**Exercise brief:** Return each entry exactly, with none missing.
──────── Recorded data
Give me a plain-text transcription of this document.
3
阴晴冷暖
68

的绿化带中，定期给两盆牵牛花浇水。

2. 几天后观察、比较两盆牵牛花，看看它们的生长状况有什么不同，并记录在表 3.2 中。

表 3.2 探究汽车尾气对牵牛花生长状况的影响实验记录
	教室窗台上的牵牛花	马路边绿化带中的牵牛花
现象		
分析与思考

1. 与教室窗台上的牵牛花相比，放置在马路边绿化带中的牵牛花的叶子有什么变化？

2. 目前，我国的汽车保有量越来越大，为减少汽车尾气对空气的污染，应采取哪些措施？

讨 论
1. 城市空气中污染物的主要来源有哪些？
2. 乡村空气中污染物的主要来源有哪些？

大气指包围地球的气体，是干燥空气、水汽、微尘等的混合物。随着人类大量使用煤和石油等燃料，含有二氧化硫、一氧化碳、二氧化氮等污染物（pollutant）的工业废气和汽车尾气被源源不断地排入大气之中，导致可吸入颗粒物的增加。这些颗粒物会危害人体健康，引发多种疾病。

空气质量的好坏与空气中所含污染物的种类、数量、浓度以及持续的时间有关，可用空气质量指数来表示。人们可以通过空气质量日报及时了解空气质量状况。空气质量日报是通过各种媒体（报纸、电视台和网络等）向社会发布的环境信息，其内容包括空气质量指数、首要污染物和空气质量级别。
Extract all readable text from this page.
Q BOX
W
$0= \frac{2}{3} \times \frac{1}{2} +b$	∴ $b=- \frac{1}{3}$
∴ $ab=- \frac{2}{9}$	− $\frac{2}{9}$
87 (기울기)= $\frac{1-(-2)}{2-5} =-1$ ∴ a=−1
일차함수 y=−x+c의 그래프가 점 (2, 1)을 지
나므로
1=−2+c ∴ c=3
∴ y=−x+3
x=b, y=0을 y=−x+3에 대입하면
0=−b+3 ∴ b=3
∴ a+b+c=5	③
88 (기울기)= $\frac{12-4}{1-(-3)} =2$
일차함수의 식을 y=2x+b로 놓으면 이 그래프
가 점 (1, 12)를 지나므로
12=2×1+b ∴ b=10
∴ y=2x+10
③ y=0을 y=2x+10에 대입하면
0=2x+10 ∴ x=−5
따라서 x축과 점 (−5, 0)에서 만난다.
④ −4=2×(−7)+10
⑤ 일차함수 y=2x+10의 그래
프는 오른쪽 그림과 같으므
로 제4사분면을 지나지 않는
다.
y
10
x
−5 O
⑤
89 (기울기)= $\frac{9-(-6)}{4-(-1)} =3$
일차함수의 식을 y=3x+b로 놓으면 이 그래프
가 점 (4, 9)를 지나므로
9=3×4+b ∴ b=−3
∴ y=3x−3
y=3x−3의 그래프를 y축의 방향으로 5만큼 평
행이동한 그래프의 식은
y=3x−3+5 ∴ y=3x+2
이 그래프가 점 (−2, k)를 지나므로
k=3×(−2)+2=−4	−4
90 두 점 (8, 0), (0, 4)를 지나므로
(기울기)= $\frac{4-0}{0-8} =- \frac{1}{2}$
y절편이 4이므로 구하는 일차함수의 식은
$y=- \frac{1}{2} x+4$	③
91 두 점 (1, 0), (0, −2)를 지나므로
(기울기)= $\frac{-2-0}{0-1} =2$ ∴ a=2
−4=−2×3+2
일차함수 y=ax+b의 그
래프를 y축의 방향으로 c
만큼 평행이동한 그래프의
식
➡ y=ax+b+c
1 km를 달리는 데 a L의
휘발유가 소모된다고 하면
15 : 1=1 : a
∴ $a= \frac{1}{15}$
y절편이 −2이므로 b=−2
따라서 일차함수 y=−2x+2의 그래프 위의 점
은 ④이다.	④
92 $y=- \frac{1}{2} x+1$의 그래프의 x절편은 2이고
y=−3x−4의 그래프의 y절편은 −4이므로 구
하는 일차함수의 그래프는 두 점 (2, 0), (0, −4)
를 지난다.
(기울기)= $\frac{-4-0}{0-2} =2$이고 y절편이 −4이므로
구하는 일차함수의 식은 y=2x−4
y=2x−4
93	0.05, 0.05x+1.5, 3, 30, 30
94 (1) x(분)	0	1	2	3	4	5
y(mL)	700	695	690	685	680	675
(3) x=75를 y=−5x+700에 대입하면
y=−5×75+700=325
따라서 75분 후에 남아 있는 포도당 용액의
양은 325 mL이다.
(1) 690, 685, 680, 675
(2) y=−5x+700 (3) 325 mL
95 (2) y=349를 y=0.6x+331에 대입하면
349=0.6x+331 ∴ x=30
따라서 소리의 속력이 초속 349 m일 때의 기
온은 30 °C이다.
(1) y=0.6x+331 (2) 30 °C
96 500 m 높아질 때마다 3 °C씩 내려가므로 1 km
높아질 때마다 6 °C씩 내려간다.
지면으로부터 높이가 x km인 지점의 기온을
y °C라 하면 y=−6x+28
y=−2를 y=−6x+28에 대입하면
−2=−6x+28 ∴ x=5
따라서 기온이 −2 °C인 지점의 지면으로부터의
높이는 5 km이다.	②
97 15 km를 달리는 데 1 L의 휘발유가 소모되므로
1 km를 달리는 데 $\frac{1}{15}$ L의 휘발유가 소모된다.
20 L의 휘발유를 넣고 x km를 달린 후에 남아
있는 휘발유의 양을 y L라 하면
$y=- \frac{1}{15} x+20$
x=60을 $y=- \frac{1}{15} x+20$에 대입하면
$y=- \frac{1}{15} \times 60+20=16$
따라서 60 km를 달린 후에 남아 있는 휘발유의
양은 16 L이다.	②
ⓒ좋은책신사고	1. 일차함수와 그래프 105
────────────────
**Correct answer:**
Give me a plain-text transcription of this document.
3
阴晴冷暖
68

的绿化带中，定期给两盆牵牛花浇水。

2. 几天后观察、比较两盆牵牛花，看看它们的生长状况有什么不同，并记录在表 3.2 中。

表 3.2 探究汽车尾气对牵牛花生长状况的影响实验记录
	教室窗台上的牵牛花	马路边绿化带中的牵牛花
现象		
分析与思考

1. 与教室窗台上的牵牛花相比，放置在马路边绿化带中的牵牛花的叶子有什么变化？

2. 目前，我国的汽车保有量越来越大，为减少汽车尾气对空气的污染，应采取哪些措施？

讨 论
1. 城市空气中污染物的主要来源有哪些？
2. 乡村空气中污染物的主要来源有哪些？

大气指包围地球的气体，是干燥空气、水汽、微尘等的混合物。随着人类大量使用煤和石油等燃料，含有二氧化硫、一氧化碳、二氧化氮等污染物（pollutant）的工业废气和汽车尾气被源源不断地排入大气之中，导致可吸入颗粒物的增加。这些颗粒物会危害人体健康，引发多种疾病。

空气质量的好坏与空气中所含污染物的种类、数量、浓度以及持续的时间有关，可用空气质量指数来表示。人们可以通过空气质量日报及时了解空气质量状况。空气质量日报是通过各种媒体（报纸、电视台和网络等）向社会发布的环境信息，其内容包括空气质量指数、首要污染物和空气质量级别。
Extract all readable text from this page.
Q BOX
W
$0= \frac{2}{3} \times \frac{1}{2} +b$	∴ $b=- \frac{1}{3}$
∴ $ab=- \frac{2}{9}$	− $\frac{2}{9}$
87 (기울기)= $\frac{1-(-2)}{2-5} =-1$ ∴ a=−1
일차함수 y=−x+c의 그래프가 점 (2, 1)을 지
나므로
1=−2+c ∴ c=3
∴ y=−x+3
x=b, y=0을 y=−x+3에 대입하면
0=−b+3 ∴ b=3
∴ a+b+c=5	③
88 (기울기)= $\frac{12-4}{1-(-3)} =2$
일차함수의 식을 y=2x+b로 놓으면 이 그래프
가 점 (1, 12)를 지나므로
12=2×1+b ∴ b=10
∴ y=2x+10
③ y=0을 y=2x+10에 대입하면
0=2x+10 ∴ x=−5
따라서 x축과 점 (−5, 0)에서 만난다.
④ −4=2×(−7)+10
⑤ 일차함수 y=2x+10의 그래
프는 오른쪽 그림과 같으므
로 제4사분면을 지나지 않는
다.
y
10
x
−5 O
⑤
89 (기울기)= $\frac{9-(-6)}{4-(-1)} =3$
일차함수의 식을 y=3x+b로 놓으면 이 그래프
가 점 (4, 9)를 지나므로
9=3×4+b ∴ b=−3
∴ y=3x−3
y=3x−3의 그래프를 y축의 방향으로 5만큼 평
행이동한 그래프의 식은
y=3x−3+5 ∴ y=3x+2
이 그래프가 점 (−2, k)를 지나므로
k=3×(−2)+2=−4	−4
90 두 점 (8, 0), (0, 4)를 지나므로
(기울기)= $\frac{4-0}{0-8} =- \frac{1}{2}$
y절편이 4이므로 구하는 일차함수의 식은
$y=- \frac{1}{2} x+4$	③
91 두 점 (1, 0), (0, −2)를 지나므로
(기울기)= $\frac{-2-0}{0-1} =2$ ∴ a=2
−4=−2×3+2
일차함수 y=ax+b의 그
래프를 y축의 방향으로 c
만큼 평행이동한 그래프의
식
➡ y=ax+b+c
1 km를 달리는 데 a L의
휘발유가 소모된다고 하면
15 : 1=1 : a
∴ $a= \frac{1}{15}$
y절편이 −2이므로 b=−2
따라서 일차함수 y=−2x+2의 그래프 위의 점
은 ④이다.	④
92 $y=- \frac{1}{2} x+1$의 그래프의 x절편은 2이고
y=−3x−4의 그래프의 y절편은 −4이므로 구
하는 일차함수의 그래프는 두 점 (2, 0), (0, −4)
를 지난다.
(기울기)= $\frac{-4-0}{0-2} =2$이고 y절편이 −4이므로
구하는 일차함수의 식은 y=2x−4
y=2x−4
93	0.05, 0.05x+1.5, 3, 30, 30
94 (1) x(분)	0	1	2	3	4	5
y(mL)	700	695	690	685	680	675
(3) x=75를 y=−5x+700에 대입하면
y=−5×75+700=325
따라서 75분 후에 남아 있는 포도당 용액의
양은 325 mL이다.
(1) 690, 685, 680, 675
(2) y=−5x+700 (3) 325 mL
95 (2) y=349를 y=0.6x+331에 대입하면
349=0.6x+331 ∴ x=30
따라서 소리의 속력이 초속 349 m일 때의 기
온은 30 °C이다.
(1) y=0.6x+331 (2) 30 °C
96 500 m 높아질 때마다 3 °C씩 내려가므로 1 km
높아질 때마다 6 °C씩 내려간다.
지면으로부터 높이가 x km인 지점의 기온을
y °C라 하면 y=−6x+28
y=−2를 y=−6x+28에 대입하면
−2=−6x+28 ∴ x=5
따라서 기온이 −2 °C인 지점의 지면으로부터의
높이는 5 km이다.	②
97 15 km를 달리는 데 1 L의 휘발유가 소모되므로
1 km를 달리는 데 $\frac{1}{15}$ L의 휘발유가 소모된다.
20 L의 휘발유를 넣고 x km를 달린 후에 남아
있는 휘발유의 양을 y L라 하면
$y=- \frac{1}{15} x+20$
x=60을 $y=- \frac{1}{15} x+20$에 대입하면
$y=- \frac{1}{15} \times 60+20=16$
따라서 60 km를 달린 후에 남아 있는 휘발유의
양은 16 L이다.	②
ⓒ좋은책신사고	1. 일차함수와 그래프 105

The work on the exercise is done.